** Data section **
:::

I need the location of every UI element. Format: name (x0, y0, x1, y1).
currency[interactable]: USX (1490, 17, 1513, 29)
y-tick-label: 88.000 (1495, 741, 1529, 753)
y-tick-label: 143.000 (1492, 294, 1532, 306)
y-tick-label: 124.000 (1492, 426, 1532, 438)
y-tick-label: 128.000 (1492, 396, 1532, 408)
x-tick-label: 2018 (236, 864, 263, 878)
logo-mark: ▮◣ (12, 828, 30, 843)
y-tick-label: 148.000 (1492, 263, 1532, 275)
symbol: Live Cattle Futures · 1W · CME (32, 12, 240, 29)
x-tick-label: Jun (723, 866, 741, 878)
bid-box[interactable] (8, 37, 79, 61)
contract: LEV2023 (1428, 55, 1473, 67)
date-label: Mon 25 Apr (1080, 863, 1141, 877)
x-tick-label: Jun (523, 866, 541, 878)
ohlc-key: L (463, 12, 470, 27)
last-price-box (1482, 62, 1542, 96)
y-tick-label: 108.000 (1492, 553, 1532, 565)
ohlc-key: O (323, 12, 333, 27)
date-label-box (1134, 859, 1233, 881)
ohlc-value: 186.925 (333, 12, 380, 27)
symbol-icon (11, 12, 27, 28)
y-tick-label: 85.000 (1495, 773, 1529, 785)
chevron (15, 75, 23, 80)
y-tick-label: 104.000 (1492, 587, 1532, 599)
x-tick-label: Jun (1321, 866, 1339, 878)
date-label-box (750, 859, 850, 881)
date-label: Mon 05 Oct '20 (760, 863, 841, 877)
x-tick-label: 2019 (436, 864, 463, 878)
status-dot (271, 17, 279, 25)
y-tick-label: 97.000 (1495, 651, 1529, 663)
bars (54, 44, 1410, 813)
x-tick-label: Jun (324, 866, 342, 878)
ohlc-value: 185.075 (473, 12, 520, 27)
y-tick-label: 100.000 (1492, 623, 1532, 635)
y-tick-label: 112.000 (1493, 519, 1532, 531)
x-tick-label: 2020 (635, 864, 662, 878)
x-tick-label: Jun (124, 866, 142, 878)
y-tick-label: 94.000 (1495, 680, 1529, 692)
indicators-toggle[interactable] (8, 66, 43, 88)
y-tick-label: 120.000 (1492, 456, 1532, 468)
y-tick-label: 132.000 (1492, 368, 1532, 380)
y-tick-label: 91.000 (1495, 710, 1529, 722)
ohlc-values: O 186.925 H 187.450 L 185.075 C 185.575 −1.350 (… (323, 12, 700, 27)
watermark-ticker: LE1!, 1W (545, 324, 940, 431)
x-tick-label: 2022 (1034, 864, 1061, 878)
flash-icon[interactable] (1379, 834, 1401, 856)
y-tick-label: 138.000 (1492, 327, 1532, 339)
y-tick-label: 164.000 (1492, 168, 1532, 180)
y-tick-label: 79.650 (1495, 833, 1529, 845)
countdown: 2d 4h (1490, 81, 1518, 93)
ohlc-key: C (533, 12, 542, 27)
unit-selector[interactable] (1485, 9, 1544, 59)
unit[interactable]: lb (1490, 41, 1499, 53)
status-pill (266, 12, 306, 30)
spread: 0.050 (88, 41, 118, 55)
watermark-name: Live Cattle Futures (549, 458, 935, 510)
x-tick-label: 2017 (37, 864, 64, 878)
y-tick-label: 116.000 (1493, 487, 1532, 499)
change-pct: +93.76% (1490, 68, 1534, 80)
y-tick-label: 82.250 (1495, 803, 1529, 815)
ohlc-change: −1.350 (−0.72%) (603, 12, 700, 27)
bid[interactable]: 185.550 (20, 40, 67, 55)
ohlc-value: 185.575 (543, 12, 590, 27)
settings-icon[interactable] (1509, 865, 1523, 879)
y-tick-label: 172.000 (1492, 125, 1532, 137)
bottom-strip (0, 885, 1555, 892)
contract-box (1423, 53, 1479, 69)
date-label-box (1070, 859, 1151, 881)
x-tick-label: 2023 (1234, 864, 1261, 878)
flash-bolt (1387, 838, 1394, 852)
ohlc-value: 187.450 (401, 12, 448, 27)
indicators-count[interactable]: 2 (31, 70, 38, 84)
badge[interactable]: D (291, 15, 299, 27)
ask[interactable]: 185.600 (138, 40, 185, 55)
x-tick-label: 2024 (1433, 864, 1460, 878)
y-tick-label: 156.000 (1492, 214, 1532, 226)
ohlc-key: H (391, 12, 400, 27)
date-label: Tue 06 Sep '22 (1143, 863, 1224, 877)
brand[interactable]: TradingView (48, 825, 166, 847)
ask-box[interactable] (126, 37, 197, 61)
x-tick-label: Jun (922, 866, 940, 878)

:::

** To be done **
Format every line of the records above as a Markdown table with the columns Row and Text, numbering each line in order and omitting blank lines.

** Expected answer **
| Row | Text |
|---|---|
| 1 | I need the location of every UI element. Format: name (x0, y0, x1, y1). |
| 2 | currency[interactable]: USX (1490, 17, 1513, 29) |
| 3 | y-tick-label: 88.000 (1495, 741, 1529, 753) |
| 4 | y-tick-label: 143.000 (1492, 294, 1532, 306) |
| 5 | y-tick-label: 124.000 (1492, 426, 1532, 438) |
| 6 | y-tick-label: 128.000 (1492, 396, 1532, 408) |
| 7 | x-tick-label: 2018 (236, 864, 263, 878) |
| 8 | logo-mark: ▮◣ (12, 828, 30, 843) |
| 9 | y-tick-label: 148.000 (1492, 263, 1532, 275) |
| 10 | symbol: Live Cattle Futures · 1W · CME (32, 12, 240, 29) |
| 11 | x-tick-label: Jun (723, 866, 741, 878) |
| 12 | bid-box[interactable] (8, 37, 79, 61) |
| 13 | contract: LEV2023 (1428, 55, 1473, 67) |
| 14 | date-label: Mon 25 Apr (1080, 863, 1141, 877) |
| 15 | x-tick-label: Jun (523, 866, 541, 878) |
| 16 | ohlc-key: L (463, 12, 470, 27) |
| 17 | last-price-box (1482, 62, 1542, 96) |
| 18 | y-tick-label: 108.000 (1492, 553, 1532, 565) |
| 19 | ohlc-key: O (323, 12, 333, 27) |
| 20 | date-label-box (1134, 859, 1233, 881) |
| 21 | ohlc-value: 186.925 (333, 12, 380, 27) |
| 22 | symbol-icon (11, 12, 27, 28) |
| 23 | y-tick-label: 85.000 (1495, 773, 1529, 785) |
| 24 | chevron (15, 75, 23, 80) |
| 25 | y-tick-label: 104.000 (1492, 587, 1532, 599) |
| 26 | x-tick-label: Jun (1321, 866, 1339, 878) |
| 27 | date-label-box (750, 859, 850, 881) |
| 28 | date-label: Mon 05 Oct '20 (760, 863, 841, 877) |
| 29 | x-tick-label: 2019 (436, 864, 463, 878) |
| 30 | status-dot (271, 17, 279, 25) |
| 31 | y-tick-label: 97.000 (1495, 651, 1529, 663) |
| 32 | bars (54, 44, 1410, 813) |
| 33 | x-tick-label: Jun (324, 866, 342, 878) |
| 34 | ohlc-value: 185.075 (473, 12, 520, 27) |
| 35 | y-tick-label: 100.000 (1492, 623, 1532, 635) |
| 36 | y-tick-label: 112.000 (1493, 519, 1532, 531) |
| 37 | x-tick-label: 2020 (635, 864, 662, 878) |
| 38 | x-tick-label: Jun (124, 866, 142, 878) |
| 39 | y-tick-label: 94.000 (1495, 680, 1529, 692) |
| 40 | indicators-toggle[interactable] (8, 66, 43, 88) |
| 41 | y-tick-label: 120.000 (1492, 456, 1532, 468) |
| 42 | y-tick-label: 132.000 (1492, 368, 1532, 380) |
| 43 | y-tick-label: 91.000 (1495, 710, 1529, 722) |
| 44 | ohlc-values: O 186.925 H 187.450 L 185.075 C 185.575 −1.350 (… (323, 12, 700, 27) |
| 45 | watermark-ticker: LE1!, 1W (545, 324, 940, 431) |
| 46 | x-tick-label: 2022 (1034, 864, 1061, 878) |
| 47 | flash-icon[interactable] (1379, 834, 1401, 856) |
| 48 | y-tick-label: 138.000 (1492, 327, 1532, 339) |
| 49 | y-tick-label: 164.000 (1492, 168, 1532, 180) |
| 50 | y-tick-label: 79.650 (1495, 833, 1529, 845) |
| 51 | countdown: 2d 4h (1490, 81, 1518, 93) |
| 52 | ohlc-key: C (533, 12, 542, 27) |
| 53 | unit-selector[interactable] (1485, 9, 1544, 59) |
| 54 | unit[interactable]: lb (1490, 41, 1499, 53) |
| 55 | status-pill (266, 12, 306, 30) |
| 56 | spread: 0.050 (88, 41, 118, 55) |
| 57 | watermark-name: Live Cattle Futures (549, 458, 935, 510) |
| 58 | x-tick-label: 2017 (37, 864, 64, 878) |
| 59 | y-tick-label: 116.000 (1493, 487, 1532, 499) |
| 60 | change-pct: +93.76% (1490, 68, 1534, 80) |
| 61 | y-tick-label: 82.250 (1495, 803, 1529, 815) |
| 62 | ohlc-change: −1.350 (−0.72%) (603, 12, 700, 27) |
| 63 | bid[interactable]: 185.550 (20, 40, 67, 55) |
| 64 | ohlc-value: 185.575 (543, 12, 590, 27) |
| 65 | settings-icon[interactable] (1509, 865, 1523, 879) |
| 66 | y-tick-label: 172.000 (1492, 125, 1532, 137) |
| 67 | bottom-strip (0, 885, 1555, 892) |
| 68 | contract-box (1423, 53, 1479, 69) |
| 69 | date-label-box (1070, 859, 1151, 881) |
| 70 | x-tick-label: 2023 (1234, 864, 1261, 878) |
| 71 | flash-bolt (1387, 838, 1394, 852) |
| 72 | ohlc-value: 187.450 (401, 12, 448, 27) |
| 73 | indicators-count[interactable]: 2 (31, 70, 38, 84) |
| 74 | badge[interactable]: D (291, 15, 299, 27) |
| 75 | ask[interactable]: 185.600 (138, 40, 185, 55) |
| 76 | x-tick-label: 2024 (1433, 864, 1460, 878) |
| 77 | y-tick-label: 156.000 (1492, 214, 1532, 226) |
| 78 | ohlc-key: H (391, 12, 400, 27) |
| 79 | date-label: Tue 06 Sep '22 (1143, 863, 1224, 877) |
| 80 | brand[interactable]: TradingView (48, 825, 166, 847) |
| 81 | ask-box[interactable] (126, 37, 197, 61) |
| 82 | x-tick-label: Jun (922, 866, 940, 878) |